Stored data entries
• • • • • • •

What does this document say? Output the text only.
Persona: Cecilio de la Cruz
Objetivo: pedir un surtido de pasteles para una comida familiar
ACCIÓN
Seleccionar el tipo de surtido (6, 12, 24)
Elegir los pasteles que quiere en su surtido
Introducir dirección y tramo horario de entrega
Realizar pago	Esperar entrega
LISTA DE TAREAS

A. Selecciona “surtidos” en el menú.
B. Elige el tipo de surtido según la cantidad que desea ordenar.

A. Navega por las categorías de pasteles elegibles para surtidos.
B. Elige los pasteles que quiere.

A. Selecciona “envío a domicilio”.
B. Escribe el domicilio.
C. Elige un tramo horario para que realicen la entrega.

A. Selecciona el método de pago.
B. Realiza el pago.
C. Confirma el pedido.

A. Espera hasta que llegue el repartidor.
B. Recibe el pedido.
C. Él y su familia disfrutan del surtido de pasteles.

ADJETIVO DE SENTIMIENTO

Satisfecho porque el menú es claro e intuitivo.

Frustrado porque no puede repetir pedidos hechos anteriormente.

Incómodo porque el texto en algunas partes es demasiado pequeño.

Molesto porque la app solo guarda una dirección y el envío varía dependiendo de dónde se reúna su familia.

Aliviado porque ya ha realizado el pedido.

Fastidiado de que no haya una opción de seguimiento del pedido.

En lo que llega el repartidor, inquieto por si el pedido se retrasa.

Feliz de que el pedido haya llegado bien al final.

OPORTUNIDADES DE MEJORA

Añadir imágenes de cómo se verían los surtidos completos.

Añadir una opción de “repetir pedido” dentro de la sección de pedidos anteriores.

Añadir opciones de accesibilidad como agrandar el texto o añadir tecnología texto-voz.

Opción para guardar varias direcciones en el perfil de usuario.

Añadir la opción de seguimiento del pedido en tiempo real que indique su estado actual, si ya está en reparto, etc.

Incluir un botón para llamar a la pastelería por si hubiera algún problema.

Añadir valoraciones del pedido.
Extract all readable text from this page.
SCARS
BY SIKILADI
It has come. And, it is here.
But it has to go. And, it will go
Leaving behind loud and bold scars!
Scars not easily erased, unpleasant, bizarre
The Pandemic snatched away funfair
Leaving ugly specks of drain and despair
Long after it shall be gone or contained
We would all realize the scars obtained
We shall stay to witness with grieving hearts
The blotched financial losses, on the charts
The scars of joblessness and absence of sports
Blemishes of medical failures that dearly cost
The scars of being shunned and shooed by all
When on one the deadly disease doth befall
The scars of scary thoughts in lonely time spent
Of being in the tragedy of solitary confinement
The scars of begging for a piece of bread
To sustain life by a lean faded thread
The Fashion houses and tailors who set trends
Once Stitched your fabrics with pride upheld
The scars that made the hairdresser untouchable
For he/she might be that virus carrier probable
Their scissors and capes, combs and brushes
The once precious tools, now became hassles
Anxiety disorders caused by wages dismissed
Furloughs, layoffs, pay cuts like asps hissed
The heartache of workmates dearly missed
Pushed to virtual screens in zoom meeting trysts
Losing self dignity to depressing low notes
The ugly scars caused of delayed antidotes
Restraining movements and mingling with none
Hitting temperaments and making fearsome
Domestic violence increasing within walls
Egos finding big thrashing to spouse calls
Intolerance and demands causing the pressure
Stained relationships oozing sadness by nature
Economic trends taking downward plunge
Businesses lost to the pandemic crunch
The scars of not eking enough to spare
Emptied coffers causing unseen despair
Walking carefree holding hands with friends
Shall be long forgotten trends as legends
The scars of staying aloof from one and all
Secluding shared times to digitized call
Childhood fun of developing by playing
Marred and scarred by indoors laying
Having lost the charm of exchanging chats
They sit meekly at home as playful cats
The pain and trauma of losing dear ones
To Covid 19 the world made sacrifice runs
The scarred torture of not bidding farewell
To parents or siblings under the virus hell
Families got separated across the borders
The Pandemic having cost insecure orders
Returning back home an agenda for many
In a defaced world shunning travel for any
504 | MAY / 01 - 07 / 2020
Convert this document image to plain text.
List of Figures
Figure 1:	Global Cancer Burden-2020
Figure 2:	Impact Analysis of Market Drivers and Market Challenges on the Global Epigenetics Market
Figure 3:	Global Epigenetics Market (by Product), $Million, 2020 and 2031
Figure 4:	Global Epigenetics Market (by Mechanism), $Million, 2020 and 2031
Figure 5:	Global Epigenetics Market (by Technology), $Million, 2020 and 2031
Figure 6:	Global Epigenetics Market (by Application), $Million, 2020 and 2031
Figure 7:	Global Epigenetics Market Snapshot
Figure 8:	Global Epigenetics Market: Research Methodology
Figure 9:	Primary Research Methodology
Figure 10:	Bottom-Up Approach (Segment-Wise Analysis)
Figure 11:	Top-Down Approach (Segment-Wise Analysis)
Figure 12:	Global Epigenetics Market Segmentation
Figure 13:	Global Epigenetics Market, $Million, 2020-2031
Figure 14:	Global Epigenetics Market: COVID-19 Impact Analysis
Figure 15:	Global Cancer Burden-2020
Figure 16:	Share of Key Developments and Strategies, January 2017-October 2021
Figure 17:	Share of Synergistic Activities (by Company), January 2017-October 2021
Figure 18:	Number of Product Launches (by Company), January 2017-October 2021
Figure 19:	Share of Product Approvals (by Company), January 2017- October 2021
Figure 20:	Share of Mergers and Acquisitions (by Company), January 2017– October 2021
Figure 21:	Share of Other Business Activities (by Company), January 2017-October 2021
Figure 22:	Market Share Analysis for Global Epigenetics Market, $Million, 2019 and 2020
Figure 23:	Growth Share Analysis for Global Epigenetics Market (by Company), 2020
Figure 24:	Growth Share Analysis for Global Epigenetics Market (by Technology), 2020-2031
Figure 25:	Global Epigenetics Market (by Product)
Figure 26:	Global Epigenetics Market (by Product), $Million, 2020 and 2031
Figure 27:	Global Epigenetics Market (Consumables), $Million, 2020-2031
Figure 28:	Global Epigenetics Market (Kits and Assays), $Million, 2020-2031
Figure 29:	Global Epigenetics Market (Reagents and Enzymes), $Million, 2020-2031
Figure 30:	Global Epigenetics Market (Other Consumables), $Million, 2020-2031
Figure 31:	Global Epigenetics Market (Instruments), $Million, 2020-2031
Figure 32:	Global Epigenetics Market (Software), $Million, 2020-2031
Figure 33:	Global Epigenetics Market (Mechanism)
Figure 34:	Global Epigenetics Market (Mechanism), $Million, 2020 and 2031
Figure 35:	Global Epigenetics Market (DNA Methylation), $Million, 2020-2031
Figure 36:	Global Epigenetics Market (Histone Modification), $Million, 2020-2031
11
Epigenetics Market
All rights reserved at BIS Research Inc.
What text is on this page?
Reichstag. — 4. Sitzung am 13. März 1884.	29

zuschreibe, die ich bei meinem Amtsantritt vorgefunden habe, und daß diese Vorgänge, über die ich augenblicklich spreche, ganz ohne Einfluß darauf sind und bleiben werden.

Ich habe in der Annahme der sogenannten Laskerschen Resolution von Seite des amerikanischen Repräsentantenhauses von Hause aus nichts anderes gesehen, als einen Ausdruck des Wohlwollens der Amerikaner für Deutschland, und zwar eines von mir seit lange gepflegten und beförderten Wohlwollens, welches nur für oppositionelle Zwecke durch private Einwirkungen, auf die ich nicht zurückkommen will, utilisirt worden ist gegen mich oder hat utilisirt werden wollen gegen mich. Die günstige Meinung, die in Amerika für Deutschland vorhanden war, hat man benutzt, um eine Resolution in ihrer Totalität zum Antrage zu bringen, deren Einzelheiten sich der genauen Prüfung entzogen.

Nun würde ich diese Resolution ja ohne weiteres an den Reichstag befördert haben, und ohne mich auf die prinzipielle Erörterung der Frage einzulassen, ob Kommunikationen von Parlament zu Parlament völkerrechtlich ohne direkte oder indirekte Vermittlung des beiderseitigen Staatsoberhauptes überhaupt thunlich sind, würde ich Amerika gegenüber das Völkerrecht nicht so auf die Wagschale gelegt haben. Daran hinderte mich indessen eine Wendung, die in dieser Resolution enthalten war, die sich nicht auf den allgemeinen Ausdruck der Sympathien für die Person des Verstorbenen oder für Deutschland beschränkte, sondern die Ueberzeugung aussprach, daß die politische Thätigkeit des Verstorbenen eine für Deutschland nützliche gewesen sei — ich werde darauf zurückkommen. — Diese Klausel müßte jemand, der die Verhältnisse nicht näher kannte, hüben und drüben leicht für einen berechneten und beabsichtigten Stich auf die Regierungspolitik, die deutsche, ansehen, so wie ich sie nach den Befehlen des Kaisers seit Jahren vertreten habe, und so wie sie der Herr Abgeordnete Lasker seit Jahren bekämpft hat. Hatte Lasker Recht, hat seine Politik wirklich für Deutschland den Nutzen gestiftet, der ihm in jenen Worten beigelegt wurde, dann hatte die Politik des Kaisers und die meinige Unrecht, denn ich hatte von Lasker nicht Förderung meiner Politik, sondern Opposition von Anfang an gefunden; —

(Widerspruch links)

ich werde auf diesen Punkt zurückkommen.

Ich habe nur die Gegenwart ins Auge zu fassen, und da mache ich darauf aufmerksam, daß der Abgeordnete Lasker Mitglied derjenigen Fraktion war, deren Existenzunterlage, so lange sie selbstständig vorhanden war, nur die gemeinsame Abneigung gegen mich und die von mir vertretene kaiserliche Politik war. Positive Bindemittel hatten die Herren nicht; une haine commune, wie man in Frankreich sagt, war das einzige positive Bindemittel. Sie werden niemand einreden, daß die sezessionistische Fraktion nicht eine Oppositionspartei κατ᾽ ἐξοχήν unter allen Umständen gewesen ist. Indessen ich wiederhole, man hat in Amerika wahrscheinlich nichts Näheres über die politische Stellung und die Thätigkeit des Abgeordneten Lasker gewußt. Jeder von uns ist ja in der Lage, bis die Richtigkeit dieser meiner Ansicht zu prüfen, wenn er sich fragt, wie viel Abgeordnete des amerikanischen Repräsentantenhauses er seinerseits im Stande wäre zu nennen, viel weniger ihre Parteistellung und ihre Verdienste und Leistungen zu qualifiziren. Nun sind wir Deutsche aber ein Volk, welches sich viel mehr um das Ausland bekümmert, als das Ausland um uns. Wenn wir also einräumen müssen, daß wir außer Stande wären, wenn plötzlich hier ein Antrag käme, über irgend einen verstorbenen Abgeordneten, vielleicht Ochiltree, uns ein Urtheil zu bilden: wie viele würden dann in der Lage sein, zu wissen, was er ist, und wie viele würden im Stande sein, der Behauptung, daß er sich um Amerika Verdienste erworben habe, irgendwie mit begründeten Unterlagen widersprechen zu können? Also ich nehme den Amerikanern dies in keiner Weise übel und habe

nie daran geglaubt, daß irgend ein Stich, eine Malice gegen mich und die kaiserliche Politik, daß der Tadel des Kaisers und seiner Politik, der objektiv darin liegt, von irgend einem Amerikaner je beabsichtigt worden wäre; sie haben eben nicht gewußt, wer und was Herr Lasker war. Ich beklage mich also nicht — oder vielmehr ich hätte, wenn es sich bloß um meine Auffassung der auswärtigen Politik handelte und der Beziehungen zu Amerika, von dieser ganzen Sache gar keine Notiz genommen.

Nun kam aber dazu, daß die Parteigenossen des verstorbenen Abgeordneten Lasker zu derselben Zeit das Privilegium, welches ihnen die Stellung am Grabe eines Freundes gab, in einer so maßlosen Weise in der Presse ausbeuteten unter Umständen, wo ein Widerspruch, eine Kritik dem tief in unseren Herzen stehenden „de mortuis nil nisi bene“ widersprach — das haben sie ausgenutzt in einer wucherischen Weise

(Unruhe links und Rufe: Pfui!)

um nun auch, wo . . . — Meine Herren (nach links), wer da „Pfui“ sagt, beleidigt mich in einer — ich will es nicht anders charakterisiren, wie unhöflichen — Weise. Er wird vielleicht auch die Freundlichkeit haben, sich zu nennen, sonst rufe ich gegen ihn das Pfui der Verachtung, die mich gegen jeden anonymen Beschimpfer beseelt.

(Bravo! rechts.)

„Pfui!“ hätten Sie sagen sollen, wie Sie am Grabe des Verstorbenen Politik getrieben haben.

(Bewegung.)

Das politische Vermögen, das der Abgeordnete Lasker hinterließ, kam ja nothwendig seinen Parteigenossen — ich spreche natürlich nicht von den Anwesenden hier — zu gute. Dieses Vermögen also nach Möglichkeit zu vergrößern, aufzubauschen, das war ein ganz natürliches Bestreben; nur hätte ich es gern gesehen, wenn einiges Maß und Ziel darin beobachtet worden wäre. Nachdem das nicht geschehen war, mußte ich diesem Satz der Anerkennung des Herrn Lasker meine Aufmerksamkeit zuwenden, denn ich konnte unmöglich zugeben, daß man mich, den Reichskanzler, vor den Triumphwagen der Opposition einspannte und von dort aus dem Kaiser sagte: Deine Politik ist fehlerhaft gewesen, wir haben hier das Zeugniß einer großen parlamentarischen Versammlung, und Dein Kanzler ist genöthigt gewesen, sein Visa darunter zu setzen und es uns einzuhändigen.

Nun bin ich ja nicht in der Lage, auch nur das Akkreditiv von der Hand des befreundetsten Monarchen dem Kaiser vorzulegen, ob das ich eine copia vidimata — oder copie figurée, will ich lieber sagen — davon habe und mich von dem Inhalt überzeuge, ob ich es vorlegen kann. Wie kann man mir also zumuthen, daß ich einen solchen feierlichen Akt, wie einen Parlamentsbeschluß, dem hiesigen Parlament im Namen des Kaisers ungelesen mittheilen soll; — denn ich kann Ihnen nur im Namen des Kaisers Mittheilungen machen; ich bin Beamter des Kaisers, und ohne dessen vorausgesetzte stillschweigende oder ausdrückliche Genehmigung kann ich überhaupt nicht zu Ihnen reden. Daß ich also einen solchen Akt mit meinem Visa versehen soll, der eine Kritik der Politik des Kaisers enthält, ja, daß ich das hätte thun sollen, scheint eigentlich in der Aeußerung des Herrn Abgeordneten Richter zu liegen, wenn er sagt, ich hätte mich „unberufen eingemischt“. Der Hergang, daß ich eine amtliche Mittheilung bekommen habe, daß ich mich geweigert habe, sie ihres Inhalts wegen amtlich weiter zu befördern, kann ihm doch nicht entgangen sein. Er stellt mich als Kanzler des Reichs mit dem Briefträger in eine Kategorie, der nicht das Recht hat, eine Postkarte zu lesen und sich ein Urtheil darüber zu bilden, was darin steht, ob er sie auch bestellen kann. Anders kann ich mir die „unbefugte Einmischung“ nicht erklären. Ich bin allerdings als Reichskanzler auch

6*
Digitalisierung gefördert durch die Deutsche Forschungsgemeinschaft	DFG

• • • • • • •

Task to complete. A line qualifies when it holds the word "Technology"; report all qualifying lines from the records above.

Task output.
Figure 5:	Global Epigenetics Market (by Technology), $Million, 2020 and 2031
Figure 24:	Growth Share Analysis for Global Epigenetics Market (by Technology), 2020-2031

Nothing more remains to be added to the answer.